### WHAT IS ASKED
Give the data again, word for word.

### SOURCE MATERIAL
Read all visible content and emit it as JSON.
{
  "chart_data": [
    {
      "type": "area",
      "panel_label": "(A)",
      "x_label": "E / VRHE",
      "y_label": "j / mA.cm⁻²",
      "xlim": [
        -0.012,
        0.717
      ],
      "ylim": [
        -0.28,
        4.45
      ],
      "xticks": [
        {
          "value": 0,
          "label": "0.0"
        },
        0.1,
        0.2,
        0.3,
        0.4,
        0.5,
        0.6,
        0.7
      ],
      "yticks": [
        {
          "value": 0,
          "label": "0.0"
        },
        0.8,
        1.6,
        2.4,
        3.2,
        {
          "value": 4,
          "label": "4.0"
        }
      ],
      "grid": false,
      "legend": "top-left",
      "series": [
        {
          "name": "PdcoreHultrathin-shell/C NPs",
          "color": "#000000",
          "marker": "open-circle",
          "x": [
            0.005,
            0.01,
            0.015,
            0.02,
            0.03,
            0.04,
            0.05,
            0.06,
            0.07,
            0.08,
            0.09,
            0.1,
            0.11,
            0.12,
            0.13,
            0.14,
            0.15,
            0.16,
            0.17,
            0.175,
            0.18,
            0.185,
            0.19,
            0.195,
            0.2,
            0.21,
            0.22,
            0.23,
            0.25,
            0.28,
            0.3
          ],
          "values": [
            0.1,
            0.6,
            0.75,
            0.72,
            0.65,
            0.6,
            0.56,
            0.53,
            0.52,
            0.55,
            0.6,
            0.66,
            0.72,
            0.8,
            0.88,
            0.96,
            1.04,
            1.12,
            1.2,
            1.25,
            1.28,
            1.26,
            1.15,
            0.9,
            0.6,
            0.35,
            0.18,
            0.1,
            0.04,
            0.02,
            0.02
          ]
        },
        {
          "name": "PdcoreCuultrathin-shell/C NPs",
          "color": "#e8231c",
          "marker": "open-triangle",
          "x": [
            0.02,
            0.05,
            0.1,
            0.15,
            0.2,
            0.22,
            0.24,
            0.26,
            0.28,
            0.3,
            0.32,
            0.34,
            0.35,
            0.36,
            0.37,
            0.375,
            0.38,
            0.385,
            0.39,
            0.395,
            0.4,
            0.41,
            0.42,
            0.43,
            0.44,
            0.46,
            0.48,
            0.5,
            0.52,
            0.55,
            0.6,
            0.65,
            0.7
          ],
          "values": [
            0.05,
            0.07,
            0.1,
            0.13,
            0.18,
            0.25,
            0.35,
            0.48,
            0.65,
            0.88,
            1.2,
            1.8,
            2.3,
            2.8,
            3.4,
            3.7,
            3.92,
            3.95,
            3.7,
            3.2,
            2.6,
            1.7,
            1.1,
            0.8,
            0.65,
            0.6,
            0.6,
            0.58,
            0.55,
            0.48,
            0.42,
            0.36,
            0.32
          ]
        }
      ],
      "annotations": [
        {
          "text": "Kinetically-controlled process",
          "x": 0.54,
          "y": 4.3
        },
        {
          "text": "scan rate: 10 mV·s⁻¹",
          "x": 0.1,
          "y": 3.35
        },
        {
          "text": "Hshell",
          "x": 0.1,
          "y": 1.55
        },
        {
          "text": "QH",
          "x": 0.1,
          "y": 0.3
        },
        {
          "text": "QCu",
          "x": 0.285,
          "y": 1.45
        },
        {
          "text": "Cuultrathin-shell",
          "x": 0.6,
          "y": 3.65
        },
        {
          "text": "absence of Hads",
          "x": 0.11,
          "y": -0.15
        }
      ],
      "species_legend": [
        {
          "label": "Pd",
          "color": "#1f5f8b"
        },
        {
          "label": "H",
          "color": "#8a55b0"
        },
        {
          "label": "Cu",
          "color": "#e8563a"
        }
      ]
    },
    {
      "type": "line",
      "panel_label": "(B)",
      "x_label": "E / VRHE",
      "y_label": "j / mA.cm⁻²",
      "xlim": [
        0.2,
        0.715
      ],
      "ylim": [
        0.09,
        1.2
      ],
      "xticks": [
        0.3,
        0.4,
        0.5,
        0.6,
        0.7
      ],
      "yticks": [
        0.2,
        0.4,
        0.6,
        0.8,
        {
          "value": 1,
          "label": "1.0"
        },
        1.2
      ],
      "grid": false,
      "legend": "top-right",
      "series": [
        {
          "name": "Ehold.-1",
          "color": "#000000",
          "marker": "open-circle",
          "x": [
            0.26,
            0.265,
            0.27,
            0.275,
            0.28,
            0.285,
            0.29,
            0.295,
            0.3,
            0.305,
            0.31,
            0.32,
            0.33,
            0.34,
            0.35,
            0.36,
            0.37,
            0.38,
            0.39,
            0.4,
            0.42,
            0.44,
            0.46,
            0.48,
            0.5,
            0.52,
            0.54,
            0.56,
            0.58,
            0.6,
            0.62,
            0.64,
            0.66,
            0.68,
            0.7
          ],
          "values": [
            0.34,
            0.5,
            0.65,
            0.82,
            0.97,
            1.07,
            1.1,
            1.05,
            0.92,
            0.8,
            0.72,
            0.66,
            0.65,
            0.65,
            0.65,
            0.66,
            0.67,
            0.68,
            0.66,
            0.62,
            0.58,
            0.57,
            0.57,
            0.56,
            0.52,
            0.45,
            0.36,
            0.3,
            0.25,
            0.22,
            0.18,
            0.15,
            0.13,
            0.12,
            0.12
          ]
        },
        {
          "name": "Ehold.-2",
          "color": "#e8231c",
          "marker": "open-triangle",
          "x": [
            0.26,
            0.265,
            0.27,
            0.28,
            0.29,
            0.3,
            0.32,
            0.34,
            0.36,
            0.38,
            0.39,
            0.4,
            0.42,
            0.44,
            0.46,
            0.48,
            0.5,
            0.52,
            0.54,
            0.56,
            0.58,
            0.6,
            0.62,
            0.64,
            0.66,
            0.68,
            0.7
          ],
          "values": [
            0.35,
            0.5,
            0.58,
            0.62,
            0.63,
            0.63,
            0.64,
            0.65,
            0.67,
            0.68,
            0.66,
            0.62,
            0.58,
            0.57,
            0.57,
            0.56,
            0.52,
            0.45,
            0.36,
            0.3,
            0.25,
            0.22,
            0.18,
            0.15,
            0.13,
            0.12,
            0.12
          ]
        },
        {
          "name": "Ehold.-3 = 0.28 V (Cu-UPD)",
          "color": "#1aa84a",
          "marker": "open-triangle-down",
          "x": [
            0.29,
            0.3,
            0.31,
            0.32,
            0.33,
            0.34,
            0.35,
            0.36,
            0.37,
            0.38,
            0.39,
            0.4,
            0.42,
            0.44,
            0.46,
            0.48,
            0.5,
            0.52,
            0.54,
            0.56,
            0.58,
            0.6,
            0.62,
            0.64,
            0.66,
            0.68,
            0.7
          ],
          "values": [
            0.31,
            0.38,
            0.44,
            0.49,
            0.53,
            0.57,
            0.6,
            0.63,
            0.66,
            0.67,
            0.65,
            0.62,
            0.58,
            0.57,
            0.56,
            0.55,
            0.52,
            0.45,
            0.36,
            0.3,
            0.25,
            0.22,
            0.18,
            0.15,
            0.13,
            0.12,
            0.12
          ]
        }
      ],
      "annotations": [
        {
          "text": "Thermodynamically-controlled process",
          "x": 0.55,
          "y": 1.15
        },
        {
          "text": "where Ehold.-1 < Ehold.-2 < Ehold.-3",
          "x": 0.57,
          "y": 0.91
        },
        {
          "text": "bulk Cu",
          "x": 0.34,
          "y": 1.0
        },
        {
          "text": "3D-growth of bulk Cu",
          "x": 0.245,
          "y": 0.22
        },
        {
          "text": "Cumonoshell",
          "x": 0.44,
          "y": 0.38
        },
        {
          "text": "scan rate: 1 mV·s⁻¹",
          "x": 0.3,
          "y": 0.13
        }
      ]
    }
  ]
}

### WRITTEN REPLY
Read all visible content and emit it as JSON.
{
  "chart_data": [
    {
      "type": "area",
      "panel_label": "(A)",
      "x_label": "E / VRHE",
      "y_label": "j / mA.cm⁻²",
      "xlim": [
        -0.012,
        0.717
      ],
      "ylim": [
        -0.28,
        4.45
      ],
      "xticks": [
        {
          "value": 0,
          "label": "0.0"
        },
        0.1,
        0.2,
        0.3,
        0.4,
        0.5,
        0.6,
        0.7
      ],
      "yticks": [
        {
          "value": 0,
          "label": "0.0"
        },
        0.8,
        1.6,
        2.4,
        3.2,
        {
          "value": 4,
          "label": "4.0"
        }
      ],
      "grid": false,
      "legend": "top-left",
      "series": [
        {
          "name": "PdcoreHultrathin-shell/C NPs",
          "color": "#000000",
          "marker": "open-circle",
          "x": [
            0.005,
            0.01,
            0.015,
            0.02,
            0.03,
            0.04,
            0.05,
            0.06,
            0.07,
            0.08,
            0.09,
            0.1,
            0.11,
            0.12,
            0.13,
            0.14,
            0.15,
            0.16,
            0.17,
            0.175,
            0.18,
            0.185,
            0.19,
            0.195,
            0.2,
            0.21,
            0.22,
            0.23,
            0.25,
            0.28,
            0.3
          ],
          "values": [
            0.1,
            0.6,
            0.75,
            0.72,
            0.65,
            0.6,
            0.56,
            0.53,
            0.52,
            0.55,
            0.6,
            0.66,
            0.72,
            0.8,
            0.88,
            0.96,
            1.04,
            1.12,
            1.2,
            1.25,
            1.28,
            1.26,
            1.15,
            0.9,
            0.6,
            0.35,
            0.18,
            0.1,
            0.04,
            0.02,
            0.02
          ]
        },
        {
          "name": "PdcoreCuultrathin-shell/C NPs",
          "color": "#e8231c",
          "marker": "open-triangle",
          "x": [
            0.02,
            0.05,
            0.1,
            0.15,
            0.2,
            0.22,
            0.24,
            0.26,
            0.28,
            0.3,
            0.32,
            0.34,
            0.35,
            0.36,
            0.37,
            0.375,
            0.38,
            0.385,
            0.39,
            0.395,
            0.4,
            0.41,
            0.42,
            0.43,
            0.44,
            0.46,
            0.48,
            0.5,
            0.52,
            0.55,
            0.6,
            0.65,
            0.7
          ],
          "values": [
            0.05,
            0.07,
            0.1,
            0.13,
            0.18,
            0.25,
            0.35,
            0.48,
            0.65,
            0.88,
            1.2,
            1.8,
            2.3,
            2.8,
            3.4,
            3.7,
            3.92,
            3.95,
            3.7,
            3.2,
            2.6,
            1.7,
            1.1,
            0.8,
            0.65,
            0.6,
            0.6,
            0.58,
            0.55,
            0.48,
            0.42,
            0.36,
            0.32
          ]
        }
      ],
      "annotations": [
        {
          "text": "Kinetically-controlled process",
          "x": 0.54,
          "y": 4.3
        },
        {
          "text": "scan rate: 10 mV·s⁻¹",
          "x": 0.1,
          "y": 3.35
        },
        {
          "text": "Hshell",
          "x": 0.1,
          "y": 1.55
        },
        {
          "text": "QH",
          "x": 0.1,
          "y": 0.3
        },
        {
          "text": "QCu",
          "x": 0.285,
          "y": 1.45
        },
        {
          "text": "Cuultrathin-shell",
          "x": 0.6,
          "y": 3.65
        },
        {
          "text": "absence of Hads",
          "x": 0.11,
          "y": -0.15
        }
      ],
      "species_legend": [
        {
          "label": "Pd",
          "color": "#1f5f8b"
        },
        {
          "label": "H",
          "color": "#8a55b0"
        },
        {
          "label": "Cu",
          "color": "#e8563a"
        }
      ]
    },
    {
      "type": "line",
      "panel_label": "(B)",
      "x_label": "E / VRHE",
      "y_label": "j / mA.cm⁻²",
      "xlim": [
        0.2,
        0.715
      ],
      "ylim": [
        0.09,
        1.2
      ],
      "xticks": [
        0.3,
        0.4,
        0.5,
        0.6,
        0.7
      ],
      "yticks": [
        0.2,
        0.4,
        0.6,
        0.8,
        {
          "value": 1,
          "label": "1.0"
        },
        1.2
      ],
      "grid": false,
      "legend": "top-right",
      "series": [
        {
          "name": "Ehold.-1",
          "color": "#000000",
          "marker": "open-circle",
          "x": [
            0.26,
            0.265,
            0.27,
            0.275,
            0.28,
            0.285,
            0.29,
            0.295,
            0.3,
            0.305,
            0.31,
            0.32,
            0.33,
            0.34,
            0.35,
            0.36,
            0.37,
            0.38,
            0.39,
            0.4,
            0.42,
            0.44,
            0.46,
            0.48,
            0.5,
            0.52,
            0.54,
            0.56,
            0.58,
            0.6,
            0.62,
            0.64,
            0.66,
            0.68,
            0.7
          ],
          "values": [
            0.34,
            0.5,
            0.65,
            0.82,
            0.97,
            1.07,
            1.1,
            1.05,
            0.92,
            0.8,
            0.72,
            0.66,
            0.65,
            0.65,
            0.65,
            0.66,
            0.67,
            0.68,
            0.66,
            0.62,
            0.58,
            0.57,
            0.57,
            0.56,
            0.52,
            0.45,
            0.36,
            0.3,
            0.25,
            0.22,
            0.18,
            0.15,
            0.13,
            0.12,
            0.12
          ]
        },
        {
          "name": "Ehold.-2",
          "color": "#e8231c",
          "marker": "open-triangle",
          "x": [
            0.26,
            0.265,
            0.27,
            0.28,
            0.29,
            0.3,
            0.32,
            0.34,
            0.36,
            0.38,
            0.39,
            0.4,
            0.42,
            0.44,
            0.46,
            0.48,
            0.5,
            0.52,
            0.54,
            0.56,
            0.58,
            0.6,
            0.62,
            0.64,
            0.66,
            0.68,
            0.7
          ],
          "values": [
            0.35,
            0.5,
            0.58,
            0.62,
            0.63,
            0.63,
            0.64,
            0.65,
            0.67,
            0.68,
            0.66,
            0.62,
            0.58,
            0.57,
            0.57,
            0.56,
            0.52,
            0.45,
            0.36,
            0.3,
            0.25,
            0.22,
            0.18,
            0.15,
            0.13,
            0.12,
            0.12
          ]
        },
        {
          "name": "Ehold.-3 = 0.28 V (Cu-UPD)",
          "color": "#1aa84a",
          "marker": "open-triangle-down",
          "x": [
            0.29,
            0.3,
            0.31,
            0.32,
            0.33,
            0.34,
            0.35,
            0.36,
            0.37,
            0.38,
            0.39,
            0.4,
            0.42,
            0.44,
            0.46,
            0.48,
            0.5,
            0.52,
            0.54,
            0.56,
            0.58,
            0.6,
            0.62,
            0.64,
            0.66,
            0.68,
            0.7
          ],
          "values": [
            0.31,
            0.38,
            0.44,
            0.49,
            0.53,
            0.57,
            0.6,
            0.63,
            0.66,
            0.67,
            0.65,
            0.62,
            0.58,
            0.57,
            0.56,
            0.55,
            0.52,
            0.45,
            0.36,
            0.3,
            0.25,
            0.22,
            0.18,
            0.15,
            0.13,
            0.12,
            0.12
          ]
        }
      ],
      "annotations": [
        {
          "text": "Thermodynamically-controlled process",
          "x": 0.55,
          "y": 1.15
        },
        {
          "text": "where Ehold.-1 < Ehold.-2 < Ehold.-3",
          "x": 0.57,
          "y": 0.91
        },
        {
          "text": "bulk Cu",
          "x": 0.34,
          "y": 1.0
        },
        {
          "text": "3D-growth of bulk Cu",
          "x": 0.245,
          "y": 0.22
        },
        {
          "text": "Cumonoshell",
          "x": 0.44,
          "y": 0.38
        },
        {
          "text": "scan rate: 1 mV·s⁻¹",
          "x": 0.3,
          "y": 0.13
        }
      ]
    }
  ]
}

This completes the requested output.